▶ Problem details:
Copy every line from the data below in which the string "What" can be found.

▶ Supplied material:
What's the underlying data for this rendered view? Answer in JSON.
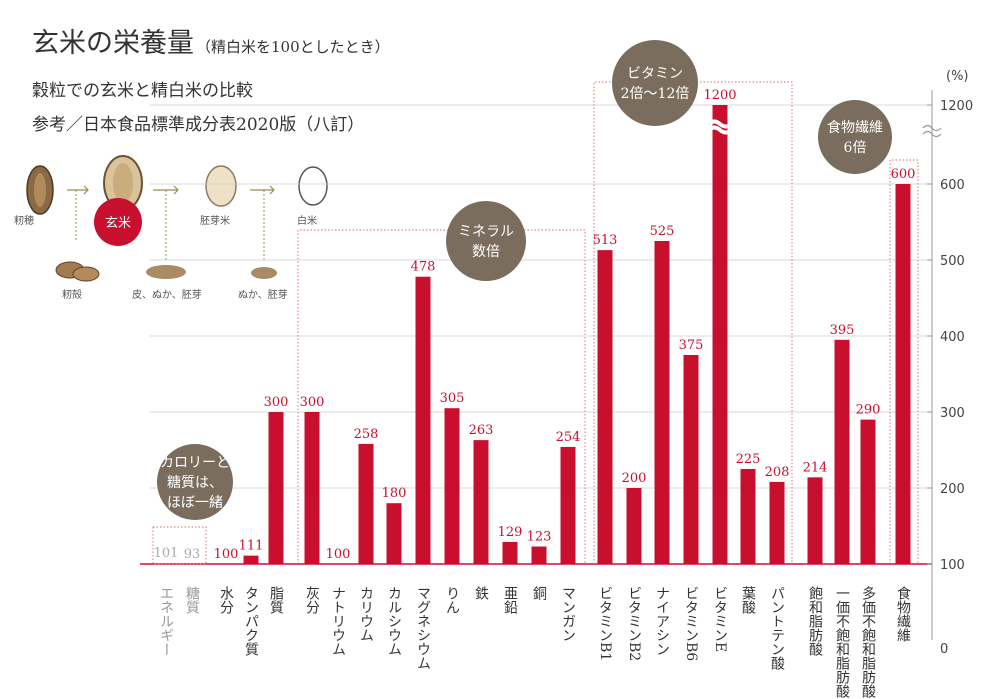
{
  "header": {
    "title": "玄米の栄養量",
    "title_note": "（精白米を100としたとき）",
    "line2": "穀粒での玄米と精白米の比較",
    "line3": "参考／日本食品標準成分表2020版（八訂）"
  },
  "diagram": {
    "labels": [
      "籾穂",
      "玄米",
      "胚芽米",
      "白米",
      "籾殻",
      "皮、ぬか、胚芽",
      "ぬか、胚芽"
    ]
  },
  "badges": [
    {
      "id": "calorie",
      "lines": [
        "カロリーと",
        "糖質は、",
        "ほぼ一緒"
      ]
    },
    {
      "id": "mineral",
      "lines": [
        "ミネラル",
        "数倍"
      ]
    },
    {
      "id": "vitamin",
      "lines": [
        "ビタミン",
        "2倍〜12倍"
      ]
    },
    {
      "id": "fiber",
      "lines": [
        "食物繊維",
        "6倍"
      ]
    }
  ],
  "colors": {
    "bar": "#c8102e",
    "muted": "#aaaaaa",
    "badge": "#7a6d5e",
    "accent_circle": "#c8102e",
    "grid": "#cccccc"
  },
  "chart_data": {
    "type": "bar",
    "ylabel": "(%)",
    "yticks": [
      0,
      100,
      200,
      300,
      400,
      500,
      600,
      1200
    ],
    "axis_break": "between 600 and 1200",
    "baseline": 100,
    "categories": [
      "エネルギー",
      "糖質",
      "水分",
      "タンパク質",
      "脂質",
      "灰分",
      "ナトリウム",
      "カリウム",
      "カルシウム",
      "マグネシウム",
      "りん",
      "鉄",
      "亜鉛",
      "銅",
      "マンガン",
      "ビタミンB1",
      "ビタミンB2",
      "ナイアシン",
      "ビタミンB6",
      "ビタミンE",
      "葉酸",
      "パントテン酸",
      "飽和脂肪酸",
      "一価不飽和脂肪酸",
      "多価不飽和脂肪酸",
      "食物繊維"
    ],
    "values": [
      101,
      93,
      100,
      111,
      300,
      300,
      100,
      258,
      180,
      478,
      305,
      263,
      129,
      123,
      254,
      513,
      200,
      525,
      375,
      1200,
      225,
      208,
      214,
      395,
      290,
      600
    ],
    "muted": [
      true,
      true,
      false,
      false,
      false,
      false,
      false,
      false,
      false,
      false,
      false,
      false,
      false,
      false,
      false,
      false,
      false,
      false,
      false,
      false,
      false,
      false,
      false,
      false,
      false,
      false
    ]
  }
}
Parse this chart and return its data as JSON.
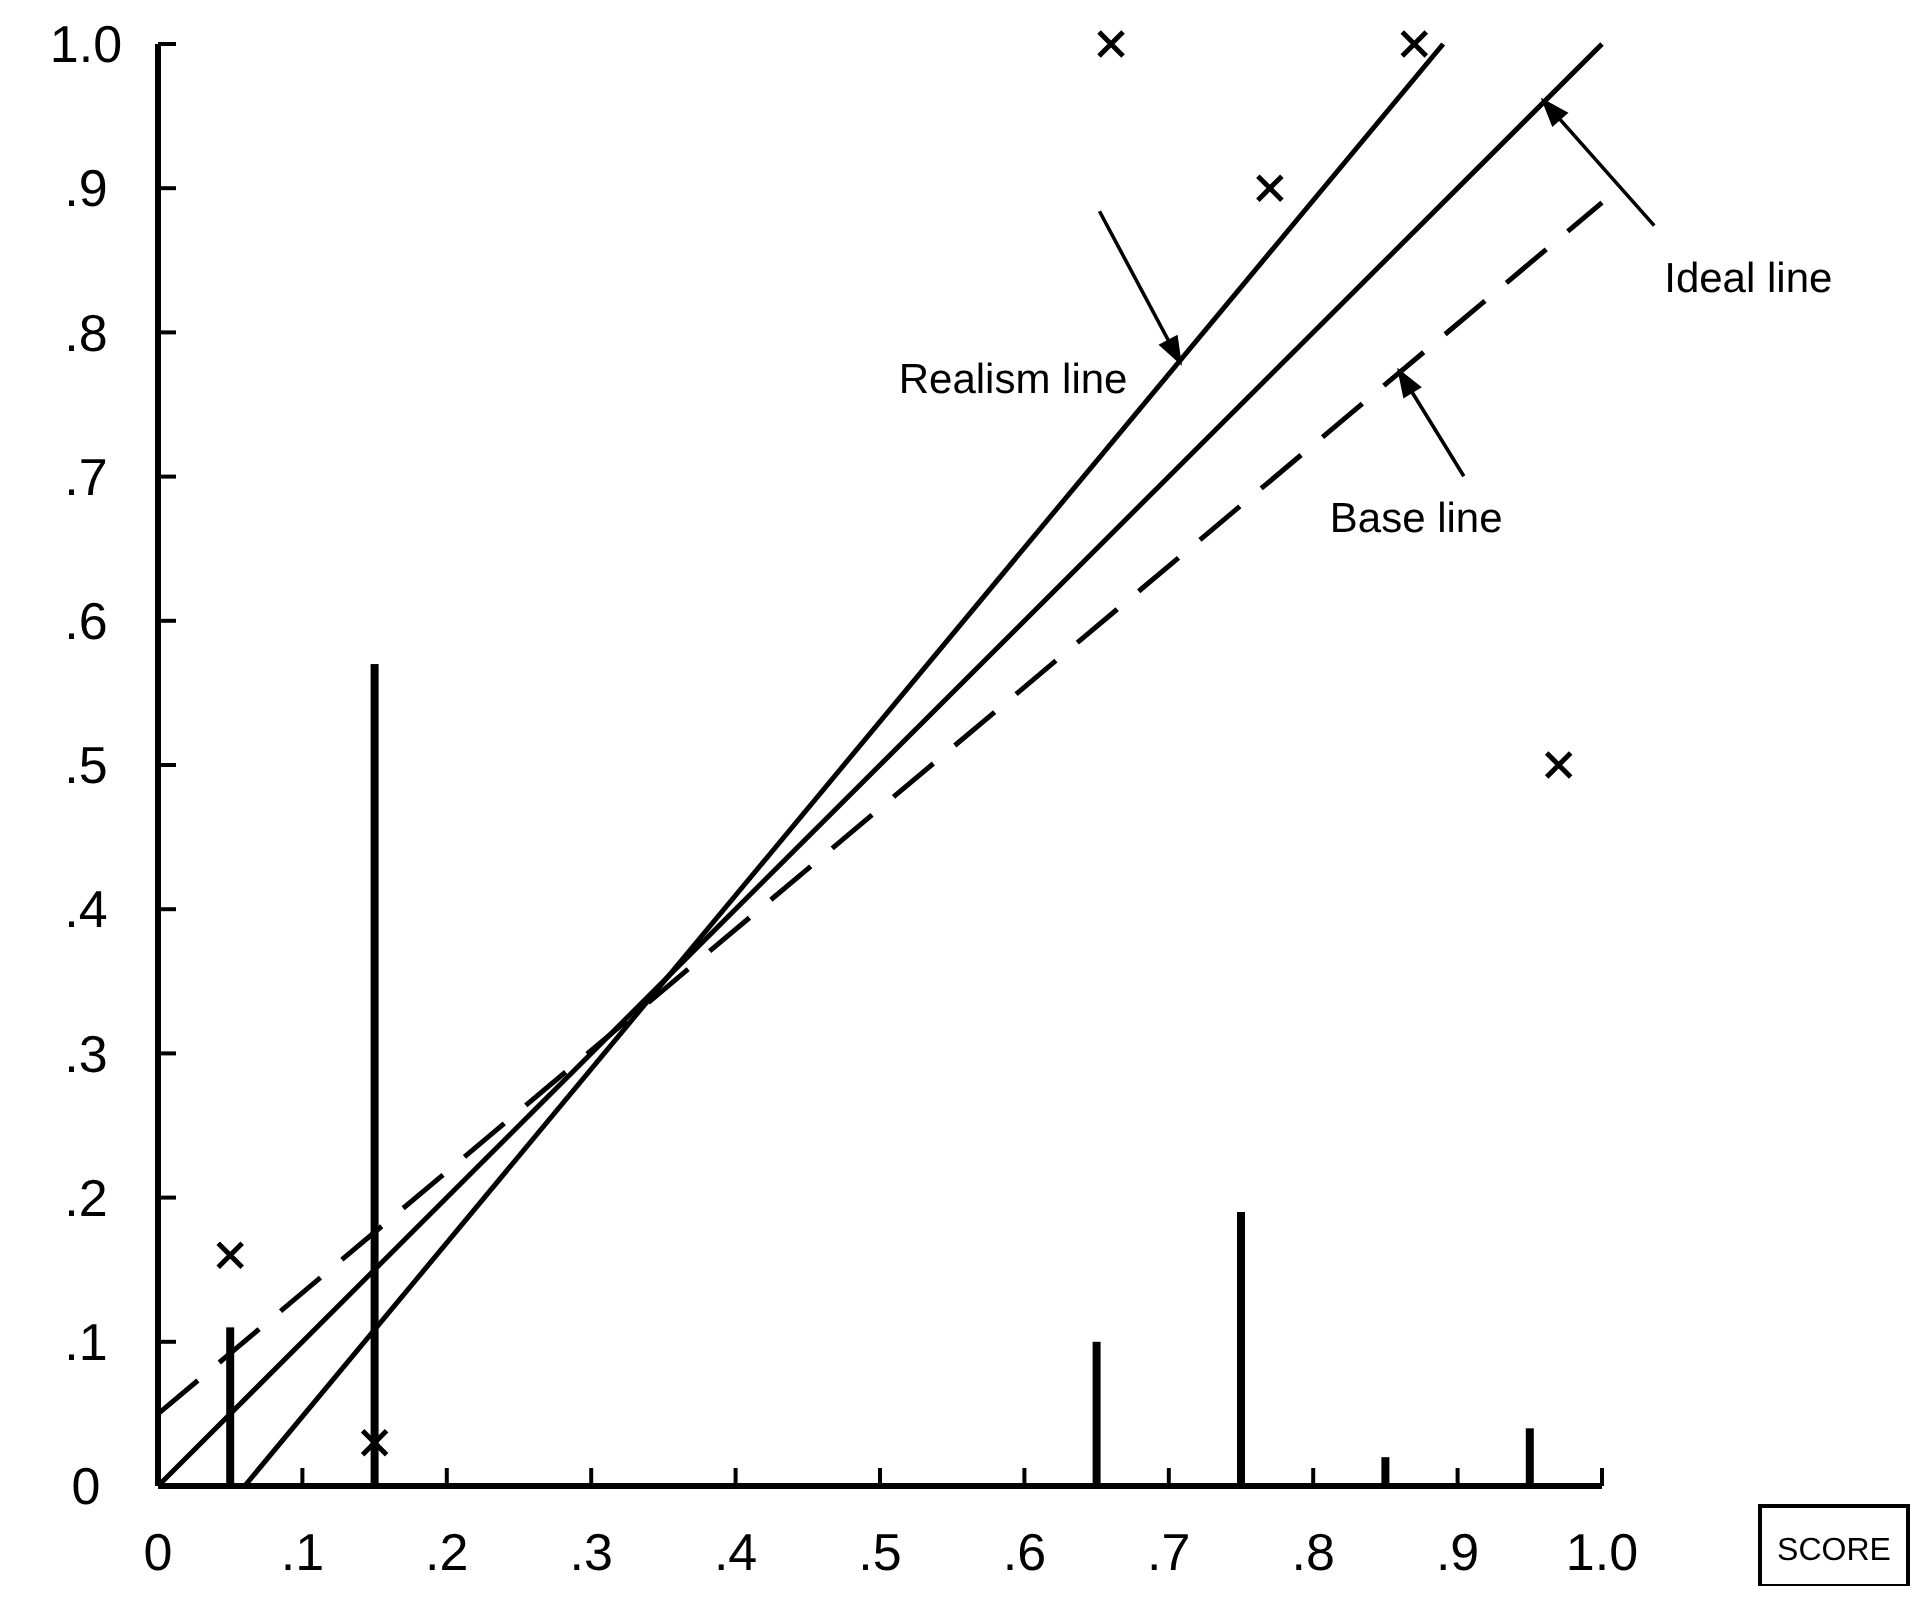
{
  "chart_data": {
    "type": "line",
    "xlabel": "SCORE",
    "xlim": [
      0,
      1
    ],
    "ylim": [
      0,
      1
    ],
    "xticks": [
      0,
      {
        "value": 0.1,
        "label": ".1"
      },
      {
        "value": 0.2,
        "label": ".2"
      },
      {
        "value": 0.3,
        "label": ".3"
      },
      {
        "value": 0.4,
        "label": ".4"
      },
      {
        "value": 0.5,
        "label": ".5"
      },
      {
        "value": 0.6,
        "label": ".6"
      },
      {
        "value": 0.7,
        "label": ".7"
      },
      {
        "value": 0.8,
        "label": ".8"
      },
      {
        "value": 0.9,
        "label": ".9"
      },
      {
        "value": 1,
        "label": "1.0"
      }
    ],
    "yticks": [
      0,
      {
        "value": 0.1,
        "label": ".1"
      },
      {
        "value": 0.2,
        "label": ".2"
      },
      {
        "value": 0.3,
        "label": ".3"
      },
      {
        "value": 0.4,
        "label": ".4"
      },
      {
        "value": 0.5,
        "label": ".5"
      },
      {
        "value": 0.6,
        "label": ".6"
      },
      {
        "value": 0.7,
        "label": ".7"
      },
      {
        "value": 0.8,
        "label": ".8"
      },
      {
        "value": 0.9,
        "label": ".9"
      },
      {
        "value": 1,
        "label": "1.0"
      }
    ],
    "grid": false,
    "legend": false,
    "series": [
      {
        "type": "bar",
        "color": "#000000",
        "x": [
          0.05,
          0.15,
          0.65,
          0.75,
          0.85,
          0.95
        ],
        "values": [
          0.11,
          0.57,
          0.1,
          0.19,
          0.02,
          0.04
        ]
      },
      {
        "type": "scatter",
        "color": "#000000",
        "marker": "cross",
        "x": [
          0.05,
          0.15,
          0.66,
          0.77,
          0.87,
          0.97
        ],
        "values": [
          0.16,
          0.03,
          1.0,
          0.9,
          1.0,
          0.5
        ]
      },
      {
        "name": "Realism line",
        "color": "#000000",
        "line_style": "solid",
        "x": [
          0.06,
          0.89
        ],
        "values": [
          0,
          1
        ]
      },
      {
        "name": "Ideal line",
        "color": "#000000",
        "line_style": "solid",
        "x": [
          0,
          1
        ],
        "values": [
          0,
          1
        ]
      },
      {
        "name": "Base line",
        "color": "#000000",
        "line_style": "dashed",
        "x": [
          0,
          1
        ],
        "values": [
          0.05,
          0.89
        ]
      }
    ]
  }
}
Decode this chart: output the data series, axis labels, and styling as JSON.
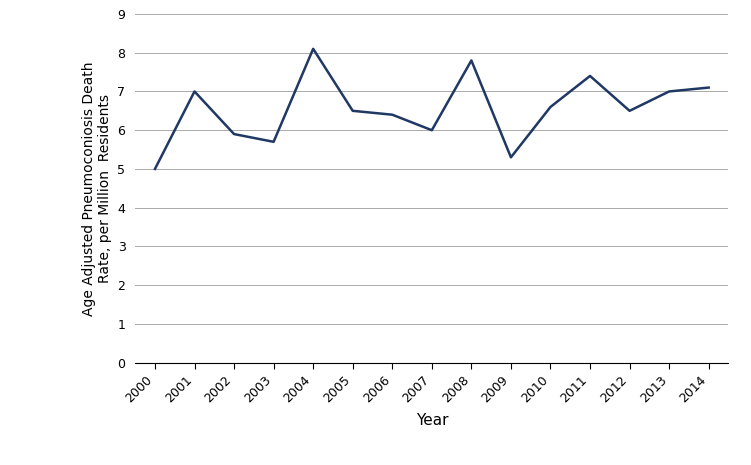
{
  "years": [
    2000,
    2001,
    2002,
    2003,
    2004,
    2005,
    2006,
    2007,
    2008,
    2009,
    2010,
    2011,
    2012,
    2013,
    2014
  ],
  "values": [
    5.0,
    7.0,
    5.9,
    5.7,
    8.1,
    6.5,
    6.4,
    6.0,
    7.8,
    5.3,
    6.6,
    7.4,
    6.5,
    7.0,
    7.1
  ],
  "line_color": "#1F3864",
  "line_width": 1.8,
  "ylabel": "Age Adjusted Pneumoconiosis Death\nRate, per Million  Residents",
  "xlabel": "Year",
  "ylim": [
    0,
    9
  ],
  "yticks": [
    0,
    1,
    2,
    3,
    4,
    5,
    6,
    7,
    8,
    9
  ],
  "grid_color": "#AAAAAA",
  "background_color": "#FFFFFF",
  "ylabel_fontsize": 10,
  "xlabel_fontsize": 11,
  "tick_fontsize": 9
}
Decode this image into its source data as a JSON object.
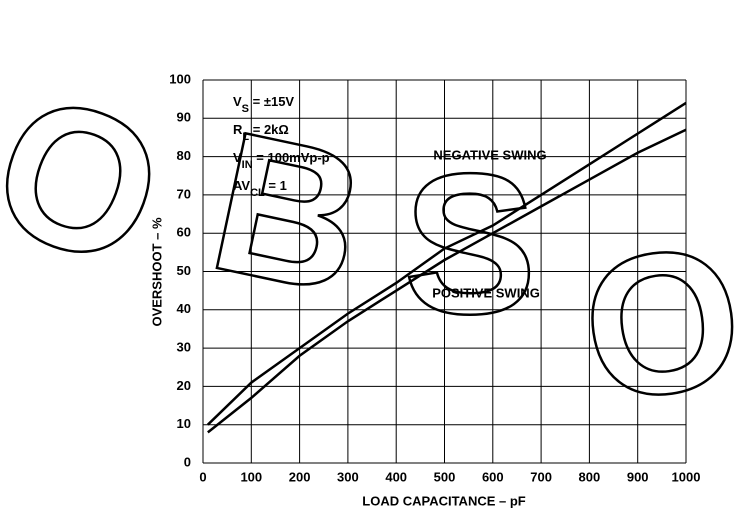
{
  "chart_data": {
    "type": "line",
    "x_label": "LOAD CAPACITANCE – pF",
    "y_label": "OVERSHOOT – %",
    "annotations": [
      {
        "main": "V",
        "sub": "S",
        "rest": " = ±15V"
      },
      {
        "main": "R",
        "sub": "L",
        "rest": " = 2kΩ"
      },
      {
        "main": "V",
        "sub": "IN",
        "rest": " = 100mVp-p"
      },
      {
        "main": "AV",
        "sub": "CL",
        "rest": " = 1"
      }
    ],
    "watermark": [
      "O",
      "B",
      "S",
      "O"
    ],
    "x": [
      10,
      100,
      200,
      300,
      400,
      500,
      600,
      700,
      800,
      900,
      1000
    ],
    "series": [
      {
        "name": "NEGATIVE SWING",
        "color": "#000000",
        "values": [
          10,
          21,
          30,
          39,
          47,
          56,
          62,
          70,
          78,
          86,
          94
        ]
      },
      {
        "name": "POSITIVE SWING",
        "color": "#000000",
        "values": [
          8,
          17,
          28,
          37,
          45,
          53,
          60,
          67,
          74,
          81,
          87
        ]
      }
    ],
    "xlim": [
      0,
      1000
    ],
    "xticks": [
      0,
      100,
      200,
      300,
      400,
      500,
      600,
      700,
      800,
      900,
      1000
    ],
    "ylim": [
      0,
      100
    ],
    "yticks": [
      0,
      10,
      20,
      30,
      40,
      50,
      60,
      70,
      80,
      90,
      100
    ],
    "grid": true
  }
}
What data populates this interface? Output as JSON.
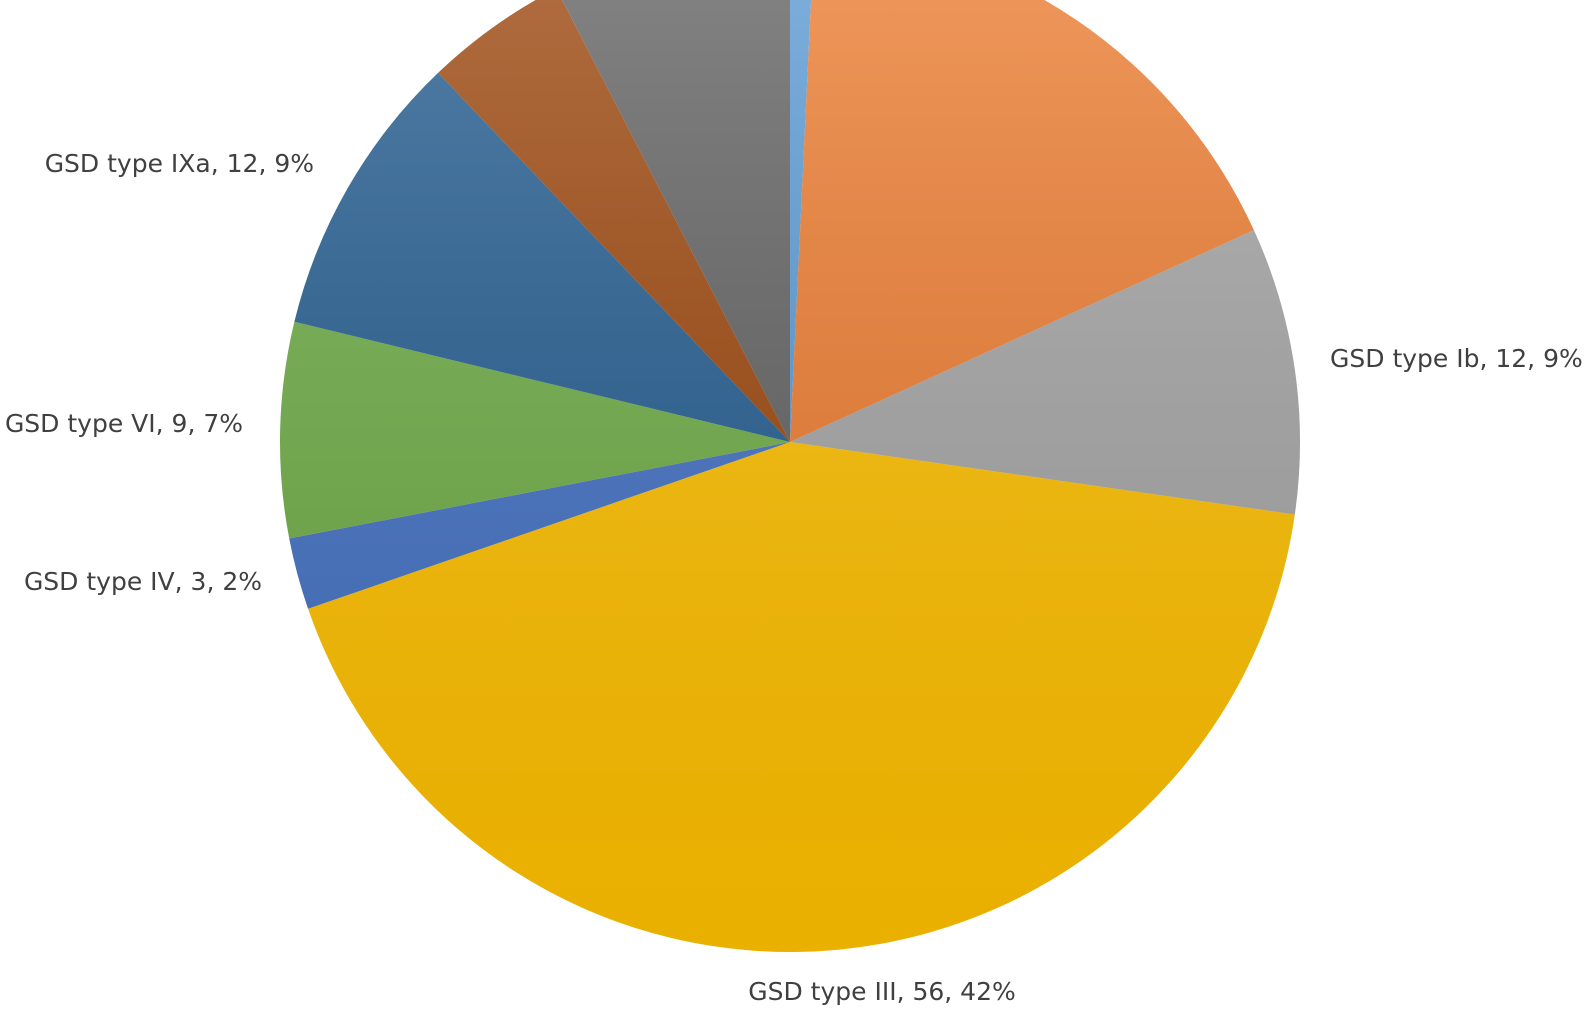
{
  "chart_data": {
    "type": "pie",
    "slices": [
      {
        "value": 1,
        "label": "",
        "color": "#5B9BD5"
      },
      {
        "value": 23,
        "label": "",
        "color": "#ED7D31"
      },
      {
        "value": 12,
        "label": "GSD type Ib, 12, 9%",
        "color": "#A5A5A5"
      },
      {
        "value": 56,
        "label": "GSD type III, 56, 42%",
        "color": "#FFC000"
      },
      {
        "value": 3,
        "label": "GSD type IV, 3, 2%",
        "color": "#4472C4"
      },
      {
        "value": 9,
        "label": "GSD type VI, 9, 7%",
        "color": "#70AD47"
      },
      {
        "value": 12,
        "label": "GSD type IXa, 12, 9%",
        "color": "#255E91"
      },
      {
        "value": 6,
        "label": "",
        "color": "#9E480E"
      },
      {
        "value": 10,
        "label": "",
        "color": "#636363"
      }
    ]
  }
}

▶ Result:
What's the underlying data for this rendered view? Answer in JSON.
What data populates this interface? Output as JSON.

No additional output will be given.